● **Task**:
Rewrite the records below, replacing every occurrence of "heart-icon" with "like-icon" and leaving everything else unchanged.
# START OF Provided records
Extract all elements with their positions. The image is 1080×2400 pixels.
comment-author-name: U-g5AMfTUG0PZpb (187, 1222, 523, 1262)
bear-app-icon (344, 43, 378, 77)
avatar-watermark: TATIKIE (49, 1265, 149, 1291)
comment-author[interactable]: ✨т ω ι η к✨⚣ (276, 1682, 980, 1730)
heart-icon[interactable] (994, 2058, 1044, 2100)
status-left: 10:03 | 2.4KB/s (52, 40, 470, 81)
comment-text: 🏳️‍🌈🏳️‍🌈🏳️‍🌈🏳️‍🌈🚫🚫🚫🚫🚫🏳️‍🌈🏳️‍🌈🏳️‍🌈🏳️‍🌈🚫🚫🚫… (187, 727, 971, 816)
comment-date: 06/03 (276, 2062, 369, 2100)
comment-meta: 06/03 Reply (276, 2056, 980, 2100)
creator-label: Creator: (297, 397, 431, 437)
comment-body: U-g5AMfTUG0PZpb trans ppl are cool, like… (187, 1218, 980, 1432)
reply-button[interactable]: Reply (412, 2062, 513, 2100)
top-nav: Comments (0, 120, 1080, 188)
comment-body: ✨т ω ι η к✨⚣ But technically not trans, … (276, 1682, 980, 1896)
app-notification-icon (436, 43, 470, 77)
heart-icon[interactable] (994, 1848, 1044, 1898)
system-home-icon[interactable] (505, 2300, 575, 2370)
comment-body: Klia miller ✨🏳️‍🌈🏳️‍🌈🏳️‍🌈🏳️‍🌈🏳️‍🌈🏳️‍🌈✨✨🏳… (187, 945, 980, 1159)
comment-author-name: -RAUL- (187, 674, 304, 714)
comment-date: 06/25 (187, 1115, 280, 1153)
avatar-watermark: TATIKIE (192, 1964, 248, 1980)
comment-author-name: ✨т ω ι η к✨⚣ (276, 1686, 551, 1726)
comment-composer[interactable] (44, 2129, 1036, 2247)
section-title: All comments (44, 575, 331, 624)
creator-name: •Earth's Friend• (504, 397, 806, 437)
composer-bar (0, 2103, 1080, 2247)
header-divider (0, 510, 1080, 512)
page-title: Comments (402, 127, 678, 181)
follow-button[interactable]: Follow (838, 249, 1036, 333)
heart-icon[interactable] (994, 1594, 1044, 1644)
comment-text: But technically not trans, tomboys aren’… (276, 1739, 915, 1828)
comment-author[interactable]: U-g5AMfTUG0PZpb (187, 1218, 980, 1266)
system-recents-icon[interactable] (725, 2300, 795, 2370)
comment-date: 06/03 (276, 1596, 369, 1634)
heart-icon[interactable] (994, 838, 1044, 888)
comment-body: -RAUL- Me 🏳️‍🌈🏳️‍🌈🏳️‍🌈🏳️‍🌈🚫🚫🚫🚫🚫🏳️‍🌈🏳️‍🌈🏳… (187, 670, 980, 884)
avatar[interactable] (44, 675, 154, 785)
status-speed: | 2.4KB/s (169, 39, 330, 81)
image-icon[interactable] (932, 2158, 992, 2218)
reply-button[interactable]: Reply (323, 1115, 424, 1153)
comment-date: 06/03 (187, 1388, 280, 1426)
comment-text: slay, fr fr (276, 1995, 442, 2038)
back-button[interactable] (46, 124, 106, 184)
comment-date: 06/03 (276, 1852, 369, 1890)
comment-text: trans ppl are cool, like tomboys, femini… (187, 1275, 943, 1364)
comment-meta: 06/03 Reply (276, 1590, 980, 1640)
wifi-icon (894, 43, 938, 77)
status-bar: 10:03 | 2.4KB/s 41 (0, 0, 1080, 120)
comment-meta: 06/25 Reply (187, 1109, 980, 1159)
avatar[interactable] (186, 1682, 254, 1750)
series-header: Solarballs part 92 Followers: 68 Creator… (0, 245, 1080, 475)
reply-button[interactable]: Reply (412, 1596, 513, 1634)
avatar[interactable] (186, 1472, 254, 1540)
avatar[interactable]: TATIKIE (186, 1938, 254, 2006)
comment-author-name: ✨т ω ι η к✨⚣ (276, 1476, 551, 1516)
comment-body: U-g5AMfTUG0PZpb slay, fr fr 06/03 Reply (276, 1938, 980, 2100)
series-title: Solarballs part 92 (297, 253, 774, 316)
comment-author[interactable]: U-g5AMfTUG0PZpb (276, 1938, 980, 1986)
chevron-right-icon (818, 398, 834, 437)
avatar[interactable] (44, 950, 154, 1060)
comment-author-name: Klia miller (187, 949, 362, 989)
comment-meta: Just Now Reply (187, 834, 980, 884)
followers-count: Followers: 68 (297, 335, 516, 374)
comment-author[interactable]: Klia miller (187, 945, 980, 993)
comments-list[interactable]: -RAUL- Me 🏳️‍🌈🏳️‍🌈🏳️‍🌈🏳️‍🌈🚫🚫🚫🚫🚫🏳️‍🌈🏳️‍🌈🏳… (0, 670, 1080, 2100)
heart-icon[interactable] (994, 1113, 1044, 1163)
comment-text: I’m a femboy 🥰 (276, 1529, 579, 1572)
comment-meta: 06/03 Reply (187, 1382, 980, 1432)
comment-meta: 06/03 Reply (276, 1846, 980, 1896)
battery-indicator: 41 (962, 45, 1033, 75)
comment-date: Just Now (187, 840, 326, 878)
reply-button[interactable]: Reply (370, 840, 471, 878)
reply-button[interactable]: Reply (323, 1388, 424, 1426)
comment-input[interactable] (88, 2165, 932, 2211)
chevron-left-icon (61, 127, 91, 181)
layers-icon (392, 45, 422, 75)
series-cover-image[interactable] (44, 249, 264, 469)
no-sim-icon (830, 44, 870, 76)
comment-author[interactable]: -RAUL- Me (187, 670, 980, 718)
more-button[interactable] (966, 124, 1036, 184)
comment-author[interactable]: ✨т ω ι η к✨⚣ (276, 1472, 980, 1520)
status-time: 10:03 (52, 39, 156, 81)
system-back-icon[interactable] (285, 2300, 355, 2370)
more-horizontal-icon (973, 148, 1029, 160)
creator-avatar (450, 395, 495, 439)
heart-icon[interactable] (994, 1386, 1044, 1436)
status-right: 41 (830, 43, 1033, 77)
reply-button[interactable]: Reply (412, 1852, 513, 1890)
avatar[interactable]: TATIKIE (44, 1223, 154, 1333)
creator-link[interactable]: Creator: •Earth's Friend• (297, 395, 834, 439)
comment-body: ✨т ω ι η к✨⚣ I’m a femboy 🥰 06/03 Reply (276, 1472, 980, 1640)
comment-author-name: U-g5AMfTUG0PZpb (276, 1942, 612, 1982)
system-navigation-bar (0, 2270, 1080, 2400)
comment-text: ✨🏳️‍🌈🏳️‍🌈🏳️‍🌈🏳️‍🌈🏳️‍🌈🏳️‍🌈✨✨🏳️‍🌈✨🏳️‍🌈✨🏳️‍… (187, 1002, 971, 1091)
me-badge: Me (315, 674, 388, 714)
# END OF Provided records
● **Written answer**:
Extract all elements with their positions. The image is 1080×2400 pixels.
comment-author-name: U-g5AMfTUG0PZpb (187, 1222, 523, 1262)
bear-app-icon (344, 43, 378, 77)
avatar-watermark: TATIKIE (49, 1265, 149, 1291)
comment-author[interactable]: ✨т ω ι η к✨⚣ (276, 1682, 980, 1730)
like-icon[interactable] (994, 2058, 1044, 2100)
status-left: 10:03 | 2.4KB/s (52, 40, 470, 81)
comment-text: 🏳️‍🌈🏳️‍🌈🏳️‍🌈🏳️‍🌈🚫🚫🚫🚫🚫🏳️‍🌈🏳️‍🌈🏳️‍🌈🏳️‍🌈🚫🚫🚫… (187, 727, 971, 816)
comment-date: 06/03 (276, 2062, 369, 2100)
comment-meta: 06/03 Reply (276, 2056, 980, 2100)
creator-label: Creator: (297, 397, 431, 437)
comment-body: U-g5AMfTUG0PZpb trans ppl are cool, like… (187, 1218, 980, 1432)
reply-button[interactable]: Reply (412, 2062, 513, 2100)
top-nav: Comments (0, 120, 1080, 188)
comment-body: ✨т ω ι η к✨⚣ But technically not trans, … (276, 1682, 980, 1896)
app-notification-icon (436, 43, 470, 77)
like-icon[interactable] (994, 1848, 1044, 1898)
system-home-icon[interactable] (505, 2300, 575, 2370)
comment-body: Klia miller ✨🏳️‍🌈🏳️‍🌈🏳️‍🌈🏳️‍🌈🏳️‍🌈🏳️‍🌈✨✨🏳… (187, 945, 980, 1159)
comment-author-name: -RAUL- (187, 674, 304, 714)
comment-date: 06/25 (187, 1115, 280, 1153)
avatar-watermark: TATIKIE (192, 1964, 248, 1980)
comment-author-name: ✨т ω ι η к✨⚣ (276, 1686, 551, 1726)
comment-composer[interactable] (44, 2129, 1036, 2247)
section-title: All comments (44, 575, 331, 624)
creator-name: •Earth's Friend• (504, 397, 806, 437)
composer-bar (0, 2103, 1080, 2247)
header-divider (0, 510, 1080, 512)
page-title: Comments (402, 127, 678, 181)
follow-button[interactable]: Follow (838, 249, 1036, 333)
like-icon[interactable] (994, 1594, 1044, 1644)
comment-text: But technically not trans, tomboys aren’… (276, 1739, 915, 1828)
comment-author[interactable]: U-g5AMfTUG0PZpb (187, 1218, 980, 1266)
system-recents-icon[interactable] (725, 2300, 795, 2370)
comment-date: 06/03 (276, 1596, 369, 1634)
like-icon[interactable] (994, 838, 1044, 888)
comment-body: -RAUL- Me 🏳️‍🌈🏳️‍🌈🏳️‍🌈🏳️‍🌈🚫🚫🚫🚫🚫🏳️‍🌈🏳️‍🌈🏳… (187, 670, 980, 884)
avatar[interactable] (44, 675, 154, 785)
status-speed: | 2.4KB/s (169, 39, 330, 81)
image-icon[interactable] (932, 2158, 992, 2218)
reply-button[interactable]: Reply (323, 1115, 424, 1153)
comment-date: 06/03 (187, 1388, 280, 1426)
comment-text: slay, fr fr (276, 1995, 442, 2038)
back-button[interactable] (46, 124, 106, 184)
comment-date: 06/03 (276, 1852, 369, 1890)
comment-text: trans ppl are cool, like tomboys, femini… (187, 1275, 943, 1364)
comment-meta: 06/03 Reply (276, 1590, 980, 1640)
wifi-icon (894, 43, 938, 77)
status-bar: 10:03 | 2.4KB/s 41 (0, 0, 1080, 120)
comment-meta: 06/25 Reply (187, 1109, 980, 1159)
avatar[interactable] (186, 1682, 254, 1750)
series-header: Solarballs part 92 Followers: 68 Creator… (0, 245, 1080, 475)
reply-button[interactable]: Reply (412, 1596, 513, 1634)
avatar[interactable] (186, 1472, 254, 1540)
avatar[interactable]: TATIKIE (186, 1938, 254, 2006)
comment-author-name: ✨т ω ι η к✨⚣ (276, 1476, 551, 1516)
comment-body: U-g5AMfTUG0PZpb slay, fr fr 06/03 Reply (276, 1938, 980, 2100)
series-title: Solarballs part 92 (297, 253, 774, 316)
comment-author[interactable]: U-g5AMfTUG0PZpb (276, 1938, 980, 1986)
chevron-right-icon (818, 398, 834, 437)
avatar[interactable] (44, 950, 154, 1060)
comment-author-name: Klia miller (187, 949, 362, 989)
comment-meta: Just Now Reply (187, 834, 980, 884)
followers-count: Followers: 68 (297, 335, 516, 374)
comment-author[interactable]: Klia miller (187, 945, 980, 993)
comments-list[interactable]: -RAUL- Me 🏳️‍🌈🏳️‍🌈🏳️‍🌈🏳️‍🌈🚫🚫🚫🚫🚫🏳️‍🌈🏳️‍🌈🏳… (0, 670, 1080, 2100)
like-icon[interactable] (994, 1113, 1044, 1163)
comment-text: I’m a femboy 🥰 (276, 1529, 579, 1572)
comment-meta: 06/03 Reply (187, 1382, 980, 1432)
comment-meta: 06/03 Reply (276, 1846, 980, 1896)
battery-indicator: 41 (962, 45, 1033, 75)
comment-date: Just Now (187, 840, 326, 878)
reply-button[interactable]: Reply (370, 840, 471, 878)
reply-button[interactable]: Reply (323, 1388, 424, 1426)
comment-input[interactable] (88, 2165, 932, 2211)
chevron-left-icon (61, 127, 91, 181)
layers-icon (392, 45, 422, 75)
series-cover-image[interactable] (44, 249, 264, 469)
no-sim-icon (830, 44, 870, 76)
comment-author[interactable]: -RAUL- Me (187, 670, 980, 718)
more-button[interactable] (966, 124, 1036, 184)
comment-author[interactable]: ✨т ω ι η к✨⚣ (276, 1472, 980, 1520)
status-time: 10:03 (52, 39, 156, 81)
system-back-icon[interactable] (285, 2300, 355, 2370)
more-horizontal-icon (973, 148, 1029, 160)
creator-avatar (450, 395, 495, 439)
like-icon[interactable] (994, 1386, 1044, 1436)
status-right: 41 (830, 43, 1033, 77)
reply-button[interactable]: Reply (412, 1852, 513, 1890)
avatar[interactable]: TATIKIE (44, 1223, 154, 1333)
creator-link[interactable]: Creator: •Earth's Friend• (297, 395, 834, 439)
comment-body: ✨т ω ι η к✨⚣ I’m a femboy 🥰 06/03 Reply (276, 1472, 980, 1640)
comment-author-name: U-g5AMfTUG0PZpb (276, 1942, 612, 1982)
system-navigation-bar (0, 2270, 1080, 2400)
comment-text: ✨🏳️‍🌈🏳️‍🌈🏳️‍🌈🏳️‍🌈🏳️‍🌈🏳️‍🌈✨✨🏳️‍🌈✨🏳️‍🌈✨🏳️‍… (187, 1002, 971, 1091)
me-badge: Me (315, 674, 388, 714)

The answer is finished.